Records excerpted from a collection
# # #

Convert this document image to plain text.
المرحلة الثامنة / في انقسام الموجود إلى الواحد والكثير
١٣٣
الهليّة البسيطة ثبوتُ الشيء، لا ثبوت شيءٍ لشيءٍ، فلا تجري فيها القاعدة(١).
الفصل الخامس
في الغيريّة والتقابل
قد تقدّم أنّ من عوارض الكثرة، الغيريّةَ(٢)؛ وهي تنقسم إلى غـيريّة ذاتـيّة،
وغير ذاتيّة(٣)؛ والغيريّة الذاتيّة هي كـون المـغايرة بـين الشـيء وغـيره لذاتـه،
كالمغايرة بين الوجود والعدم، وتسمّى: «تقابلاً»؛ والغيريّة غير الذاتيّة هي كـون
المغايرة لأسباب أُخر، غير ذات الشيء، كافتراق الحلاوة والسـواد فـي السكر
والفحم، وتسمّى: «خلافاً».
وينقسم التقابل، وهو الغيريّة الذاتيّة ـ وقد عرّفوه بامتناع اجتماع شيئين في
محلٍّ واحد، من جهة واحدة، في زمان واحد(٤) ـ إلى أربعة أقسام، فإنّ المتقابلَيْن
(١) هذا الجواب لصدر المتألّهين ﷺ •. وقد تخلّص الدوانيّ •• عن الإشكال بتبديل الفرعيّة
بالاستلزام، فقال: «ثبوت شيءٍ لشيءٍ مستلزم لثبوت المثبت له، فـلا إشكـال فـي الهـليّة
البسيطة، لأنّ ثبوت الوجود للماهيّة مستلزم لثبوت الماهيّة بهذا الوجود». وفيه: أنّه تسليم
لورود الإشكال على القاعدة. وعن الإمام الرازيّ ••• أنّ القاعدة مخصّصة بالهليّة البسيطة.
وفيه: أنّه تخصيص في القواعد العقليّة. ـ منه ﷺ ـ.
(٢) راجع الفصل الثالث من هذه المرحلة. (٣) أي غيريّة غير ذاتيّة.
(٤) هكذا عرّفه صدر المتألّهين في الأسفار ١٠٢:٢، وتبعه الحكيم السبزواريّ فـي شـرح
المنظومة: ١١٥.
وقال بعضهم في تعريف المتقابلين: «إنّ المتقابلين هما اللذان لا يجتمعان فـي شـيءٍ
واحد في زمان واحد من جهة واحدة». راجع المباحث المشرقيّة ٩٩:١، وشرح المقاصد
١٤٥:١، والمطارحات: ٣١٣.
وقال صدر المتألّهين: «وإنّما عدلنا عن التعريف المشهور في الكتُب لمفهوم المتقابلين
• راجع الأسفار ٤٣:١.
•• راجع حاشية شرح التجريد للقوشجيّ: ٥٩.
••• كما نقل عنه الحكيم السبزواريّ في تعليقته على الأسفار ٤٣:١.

# # #

■ Work instructions ■
Go through the records above and retype each one exactly.

■ Full response ■
Convert this document image to plain text.
المرحلة الثامنة / في انقسام الموجود إلى الواحد والكثير
١٣٣
الهليّة البسيطة ثبوتُ الشيء، لا ثبوت شيءٍ لشيءٍ، فلا تجري فيها القاعدة(١).
الفصل الخامس
في الغيريّة والتقابل
قد تقدّم أنّ من عوارض الكثرة، الغيريّةَ(٢)؛ وهي تنقسم إلى غـيريّة ذاتـيّة،
وغير ذاتيّة(٣)؛ والغيريّة الذاتيّة هي كـون المـغايرة بـين الشـيء وغـيره لذاتـه،
كالمغايرة بين الوجود والعدم، وتسمّى: «تقابلاً»؛ والغيريّة غير الذاتيّة هي كـون
المغايرة لأسباب أُخر، غير ذات الشيء، كافتراق الحلاوة والسـواد فـي السكر
والفحم، وتسمّى: «خلافاً».
وينقسم التقابل، وهو الغيريّة الذاتيّة ـ وقد عرّفوه بامتناع اجتماع شيئين في
محلٍّ واحد، من جهة واحدة، في زمان واحد(٤) ـ إلى أربعة أقسام، فإنّ المتقابلَيْن
(١) هذا الجواب لصدر المتألّهين ﷺ •. وقد تخلّص الدوانيّ •• عن الإشكال بتبديل الفرعيّة
بالاستلزام، فقال: «ثبوت شيءٍ لشيءٍ مستلزم لثبوت المثبت له، فـلا إشكـال فـي الهـليّة
البسيطة، لأنّ ثبوت الوجود للماهيّة مستلزم لثبوت الماهيّة بهذا الوجود». وفيه: أنّه تسليم
لورود الإشكال على القاعدة. وعن الإمام الرازيّ ••• أنّ القاعدة مخصّصة بالهليّة البسيطة.
وفيه: أنّه تخصيص في القواعد العقليّة. ـ منه ﷺ ـ.
(٢) راجع الفصل الثالث من هذه المرحلة. (٣) أي غيريّة غير ذاتيّة.
(٤) هكذا عرّفه صدر المتألّهين في الأسفار ١٠٢:٢، وتبعه الحكيم السبزواريّ فـي شـرح
المنظومة: ١١٥.
وقال بعضهم في تعريف المتقابلين: «إنّ المتقابلين هما اللذان لا يجتمعان فـي شـيءٍ
واحد في زمان واحد من جهة واحدة». راجع المباحث المشرقيّة ٩٩:١، وشرح المقاصد
١٤٥:١، والمطارحات: ٣١٣.
وقال صدر المتألّهين: «وإنّما عدلنا عن التعريف المشهور في الكتُب لمفهوم المتقابلين
• راجع الأسفار ٤٣:١.
•• راجع حاشية شرح التجريد للقوشجيّ: ٥٩.
••• كما نقل عنه الحكيم السبزواريّ في تعليقته على الأسفار ٤٣:١.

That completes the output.